* **Written tasks**
1 > In the salary administration policy, which kinds of adjustments may be made during the year outside the annual budgeted salary adjustments?
2 > Write the next part of the salary administration policy, picking up right after its last sentence.

BEGIN Selected extract

A. Philosophy and Objectives

The primary purpose of the salary administration process at Valley City State University is to further the institution's mission by attracting and retaining qualified employees. Individuals involved in the process will strive to make decisions fairly and communicate them effectively. In an environment of limited resources, salary adjustments are particularly sensitive issues. As a result, Valley City State University is committed to an open and honest dialogue. 

B. Methods and Guidelines

The ability to make salary adjustments at the campus level depends on legislative action and State Board of Higher Education (SBHE) guidelines. In some years, the campus may not receive funds or authorization to exercise discretion with salary allocation. 

Policy V605.3, section 3 describes a process for communicating with Faculty Senate annually in the fall regarding anticipated budget conditions for the following year. The Vice President for Business is responsible for implementing this process.

Salary adjustments are divided into two main categories: annual budgeted salary adjustments and other salary adjustments. 

1) When the campus is authorized to make annual salary adjustments, the decision process is as follows: 

  1. The vice president for business affairs provides the president and vice presidents with relevant information from the ND Legislature and the SBHE, including any guidelines from the Chancellor and the Cabinet.
  2. The president and the vice presidents determine priority needs of the institution that require use of salary dollars. The president and vice presidents establish the guidelines for salary distribution, including:
    i) Amount required to meet mandates from the legislature or State Board of Higher Education.
    ii) Amount to be distributed across the board for cost of living (terminology is defined in Section E, below)
    iii) Amounts (if any) to be distributed for any or all of the following: contribution to mission and purpose, internal equity, market or external equity, faculty promotion in rank, or achievement of degree. The director of Human Resources will make available market, retention, and internal equity data to assist in priority determination.
    iv) Instructions for supervisors regarding their input on individual salary adjustments
  3. The president informs the Faculty Budget and Salary Committee and Staff Senate of the guidelines, funds available, and priority needs and provides the Faculty Budget and Salary Committee and Staff Senate with an opportunity to offer relevant advice to the president and vice presidents.
  4. The president and vice presidents work with supervisors to ensure that any individual salary changes other than across-the-board are appropriate.
  5. The president considers Faculty Budget and Salary Committee and Staff Senate advice; vice presidential recommendations; market, retention, and internal equity data; and other input and approves salary increases for individuals.
  6. The president provides the faculty and staff with summary information regarding salary increase decisions.
  7. The president presents the university's budget to the SBHE. A copy of the approved budget is placed in the university library.

2) Other salary adjustments may be made during the year, including band change adjustments, changes in position, market, internal equity, workload adjustments, interim appointments, and one-time payments to individuals. Change requests are initiated by supervisors and require approval from Human Resources and the relevant vice president or president. 

C. Process for Impartial Review of Salary Adjustment Decisions

Current grievance policies provide an impartial review of a salary decision under certain defined conditions. The conditions and procedures are defined as follows:

  1. Banded Employees: Section 28 of the NDUS Human Resource Manual.

END Selected extract
BEGIN Dataset

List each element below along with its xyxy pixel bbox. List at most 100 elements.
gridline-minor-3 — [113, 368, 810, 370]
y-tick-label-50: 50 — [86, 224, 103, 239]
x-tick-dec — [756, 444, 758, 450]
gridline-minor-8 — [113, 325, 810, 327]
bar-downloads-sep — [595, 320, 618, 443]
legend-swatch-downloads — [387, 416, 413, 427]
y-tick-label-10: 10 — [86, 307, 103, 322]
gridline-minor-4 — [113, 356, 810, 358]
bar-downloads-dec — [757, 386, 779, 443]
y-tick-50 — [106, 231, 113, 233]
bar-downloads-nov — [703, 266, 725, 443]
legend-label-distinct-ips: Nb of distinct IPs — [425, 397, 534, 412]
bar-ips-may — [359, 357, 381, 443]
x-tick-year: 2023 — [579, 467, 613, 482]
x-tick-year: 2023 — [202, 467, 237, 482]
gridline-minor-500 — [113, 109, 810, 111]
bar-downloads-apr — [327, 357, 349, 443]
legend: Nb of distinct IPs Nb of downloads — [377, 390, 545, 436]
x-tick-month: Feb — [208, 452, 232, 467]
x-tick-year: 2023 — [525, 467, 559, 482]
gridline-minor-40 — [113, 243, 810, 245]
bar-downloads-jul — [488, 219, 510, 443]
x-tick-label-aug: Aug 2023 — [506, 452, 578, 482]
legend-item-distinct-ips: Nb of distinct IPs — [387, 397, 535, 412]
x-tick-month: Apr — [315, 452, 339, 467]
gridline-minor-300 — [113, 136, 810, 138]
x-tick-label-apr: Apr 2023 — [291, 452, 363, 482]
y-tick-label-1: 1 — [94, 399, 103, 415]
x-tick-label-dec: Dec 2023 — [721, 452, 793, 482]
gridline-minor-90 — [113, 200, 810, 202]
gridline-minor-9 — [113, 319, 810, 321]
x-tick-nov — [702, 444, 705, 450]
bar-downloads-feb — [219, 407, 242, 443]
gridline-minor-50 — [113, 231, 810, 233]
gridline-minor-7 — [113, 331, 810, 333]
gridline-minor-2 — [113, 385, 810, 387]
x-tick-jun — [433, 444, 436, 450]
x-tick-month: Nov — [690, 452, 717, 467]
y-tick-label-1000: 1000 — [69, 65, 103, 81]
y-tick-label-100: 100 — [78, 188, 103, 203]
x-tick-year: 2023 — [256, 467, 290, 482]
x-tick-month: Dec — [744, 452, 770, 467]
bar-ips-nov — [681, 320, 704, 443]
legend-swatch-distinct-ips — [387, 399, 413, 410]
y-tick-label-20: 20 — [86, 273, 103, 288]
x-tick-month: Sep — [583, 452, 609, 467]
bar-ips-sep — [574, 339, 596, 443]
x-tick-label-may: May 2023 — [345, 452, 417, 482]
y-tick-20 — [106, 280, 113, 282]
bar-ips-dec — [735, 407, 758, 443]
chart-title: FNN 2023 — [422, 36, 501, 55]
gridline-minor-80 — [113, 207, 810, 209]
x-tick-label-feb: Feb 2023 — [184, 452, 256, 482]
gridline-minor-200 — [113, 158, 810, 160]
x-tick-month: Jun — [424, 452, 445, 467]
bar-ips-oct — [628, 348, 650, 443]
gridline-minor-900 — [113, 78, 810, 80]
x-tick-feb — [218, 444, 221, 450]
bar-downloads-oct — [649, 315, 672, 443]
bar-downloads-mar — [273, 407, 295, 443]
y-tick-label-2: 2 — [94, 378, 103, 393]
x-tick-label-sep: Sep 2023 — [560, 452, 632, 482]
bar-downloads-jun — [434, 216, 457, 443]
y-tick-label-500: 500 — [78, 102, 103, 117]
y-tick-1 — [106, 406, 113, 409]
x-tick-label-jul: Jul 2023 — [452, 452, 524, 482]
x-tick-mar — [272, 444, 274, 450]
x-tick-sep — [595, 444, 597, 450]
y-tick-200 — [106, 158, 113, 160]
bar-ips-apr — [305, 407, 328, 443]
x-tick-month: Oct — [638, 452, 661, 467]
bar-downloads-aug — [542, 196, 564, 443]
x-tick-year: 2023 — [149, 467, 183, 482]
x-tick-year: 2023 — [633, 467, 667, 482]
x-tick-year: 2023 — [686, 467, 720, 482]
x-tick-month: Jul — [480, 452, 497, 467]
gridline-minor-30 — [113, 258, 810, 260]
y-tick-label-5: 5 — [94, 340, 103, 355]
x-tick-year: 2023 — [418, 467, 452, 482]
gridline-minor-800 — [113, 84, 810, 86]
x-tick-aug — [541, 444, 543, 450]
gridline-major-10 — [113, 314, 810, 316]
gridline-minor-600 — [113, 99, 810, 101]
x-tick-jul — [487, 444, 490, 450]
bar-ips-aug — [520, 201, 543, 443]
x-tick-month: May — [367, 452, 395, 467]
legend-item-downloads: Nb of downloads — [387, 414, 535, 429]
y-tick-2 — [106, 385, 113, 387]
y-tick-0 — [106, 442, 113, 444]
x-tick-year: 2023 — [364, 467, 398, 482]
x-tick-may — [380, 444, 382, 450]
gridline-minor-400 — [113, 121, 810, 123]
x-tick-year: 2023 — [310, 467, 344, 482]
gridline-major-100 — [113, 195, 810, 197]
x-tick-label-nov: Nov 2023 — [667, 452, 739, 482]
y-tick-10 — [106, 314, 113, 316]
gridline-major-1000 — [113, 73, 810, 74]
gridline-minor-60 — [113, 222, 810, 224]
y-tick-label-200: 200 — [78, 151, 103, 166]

END Dataset

* **Final results**
1 >
- Band change adjustments
- Changes in position
- Market
- Internal equity
- Workload adjustments
- Interim appointments
- One-time payments to individuals

2 >
  2. Faculty: NDUS Policy Manual, Section 612, Grievances. VCSU Policy V605.2.
  3. All Employees: Any person who believes that an inequitable salary decision was made on the basis of race, color, religion, national origin, sex, disability, age, veteran's status, or sexual orientation may wish to refer to VCSU Policy Manual, Section V603.2, Section P, Equal Opportunity Grievance Procedures.

D. Distribution and Communication of Policy

The Salary Administration Policy is included in the VCSU Policy Manual, Section V702.4. The administration and appropriate committees are to disseminate information regarding this process during deliberations and public forums. 

E. Definitions and Guidelines

1) Terms that apply to annual salary setting: 

  1. Cost of living adjustment – an across-the-board amount, either a fixed dollar figure or a percentage, that is related to changes in the cost of living. Cost of living adjustments become part of an employee's base salary. Cost of living adjustments are usually based on changes in the Consumer Price Index.
  2. Contribution to Mission and Purposes - Contributions to the achievement of institutional mission and purposes as currently defined.
  3. Faculty promotion in rank – tenured or tenure-track faculty receiving a promotion in rank to associate or full professor status will receive a salary increase according to a schedule approved by the Vice President for Academic Affairs. This increase becomes a part of the employee's base salary.
  4. Achievement of degrees or industry-recognized certifications – Tenured or tenure-track faculty who complete a terminal degree in their field will receive a base salary increase according to a schedule approved by the Vice President for Academic Affairs as a part of the employee's base salary. Faculty or staff who complete academic degrees or industry-recognized certifications will receive a base salary increase to be determined by the supervisor and vice president according to the circumstances.

2) Terms that apply to adjustments that may be made either during the year or through the annual salary adjustment process:

  1. Band adjustments for banded staff may result in a change in salary (NDUS Human Resource Policy Manual 5.1.4).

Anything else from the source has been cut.